#### YOUR OBJECTIVE
Your task is to filter the data below down to the lines holding "Mauro".

#### RECORDS SUPPLIED
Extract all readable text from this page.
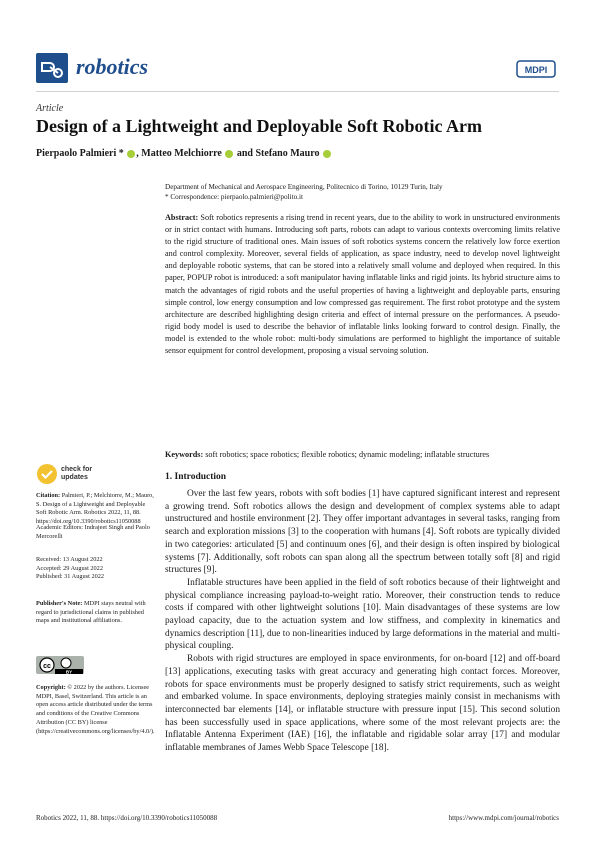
robotics	MDPI
Article
Design of a Lightweight and Deployable Soft Robotic Arm
Pierpaolo Palmieri * , Matteo Melchiorre and Stefano Mauro
Department of Mechanical and Aerospace Engineering, Politecnico di Torino, 10129 Turin, Italy
* Correspondence: pierpaolo.palmieri@polito.it
Abstract: Soft robotics represents a rising trend in recent years, due to the ability to work in unstructured environments or in strict contact with humans. Introducing soft parts, robots can adapt to various contexts overcoming limits relative to the rigid structure of traditional ones. Main issues of soft robotics systems concern the relatively low force exertion and control complexity. Moreover, several fields of application, as space industry, need to develop novel lightweight and deployable robotic systems, that can be stored into a relatively small volume and deployed when required. In this paper, POPUP robot is introduced: a soft manipulator having inflatable links and rigid joints. Its hybrid structure aims to match the advantages of rigid robots and the useful properties of having a lightweight and deployable parts, ensuring simple control, low energy consumption and low compressed gas requirement. The first robot prototype and the system architecture are described highlighting design criteria and effect of internal pressure on the performances. A pseudo-rigid body model is used to describe the behavior of inflatable links looking forward to control design. Finally, the model is extended to the whole robot: multi-body simulations are performed to highlight the importance of suitable sensor equipment for control development, proposing a visual servoing solution.
Keywords: soft robotics; space robotics; flexible robotics; dynamic modeling; inflatable structures
1. Introduction

Over the last few years, robots with soft bodies [1] have captured significant interest and represent a growing trend. Soft robotics allows the design and development of complex systems able to adapt unstructured and hostile environment [2]. They offer important advantages in several tasks, ranging from search and exploration missions [3] to the cooperation with humans [4]. Soft robots are typically divided in two categories: articulated [5] and continuum ones [6], and their design is often inspired by biological systems [7]. Additionally, soft robots can span along all the spectrum between totally soft [8] and rigid structures [9].

Inflatable structures have been applied in the field of soft robotics because of their lightweight and physical compliance increasing payload-to-weight ratio. Moreover, their construction tends to reduce costs if compared with other lightweight solutions [10]. Main disadvantages of these systems are low payload capacity, due to the actuation system and low stiffness, and complexity in kinematics and dynamics description [11], due to non-linearities induced by large deformations in the material and multi-physical coupling.

Robots with rigid structures are employed in space environments, for on-board [12] and off-board [13] applications, executing tasks with great accuracy and generating high contact forces. Moreover, robots for space environments must be properly designed to satisfy strict requirements, such as weight and embarked volume. In space environments, deploying strategies mainly consist in mechanisms with interconnected bar elements [14], or inflatable structure with pressure input [15]. This second solution has been successfully used in space applications, where some of the most relevant projects are: the Inflatable Antenna Experiment (IAE) [16], the inflatable and rigidable solar array [17] and modular inflatable membranes of James Webb Space Telescope [18].

check for
updates
Citation: Palmieri, P.; Melchiorre, M.; Mauro, S. Design of a Lightweight and Deployable Soft Robotic Arm. Robotics 2022, 11, 88. https://doi.org/10.3390/robotics11050088
Academic Editors: Indrajeet Singh and Paolo Mercorelli
Received: 13 August 2022
Accepted: 29 August 2022
Published: 31 August 2022
Publisher's Note: MDPI stays neutral with regard to jurisdictional claims in published maps and institutional affiliations.
cc
BY
Copyright: © 2022 by the authors. Licensee MDPI, Basel, Switzerland. This article is an open access article distributed under the terms and conditions of the Creative Commons Attribution (CC BY) license (https://creativecommons.org/licenses/by/4.0/).
Robotics 2022, 11, 88. https://doi.org/10.3390/robotics11050088	https://www.mdpi.com/journal/robotics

#### SOLUTION TO THIS PROBLEM
Pierpaolo Palmieri * , Matteo Melchiorre and Stefano Mauro
Citation: Palmieri, P.; Melchiorre, M.; Mauro, S. Design of a Lightweight and Deployable Soft Robotic Arm. Robotics 2022, 11, 88. https://doi.org/10.3390/robotics11050088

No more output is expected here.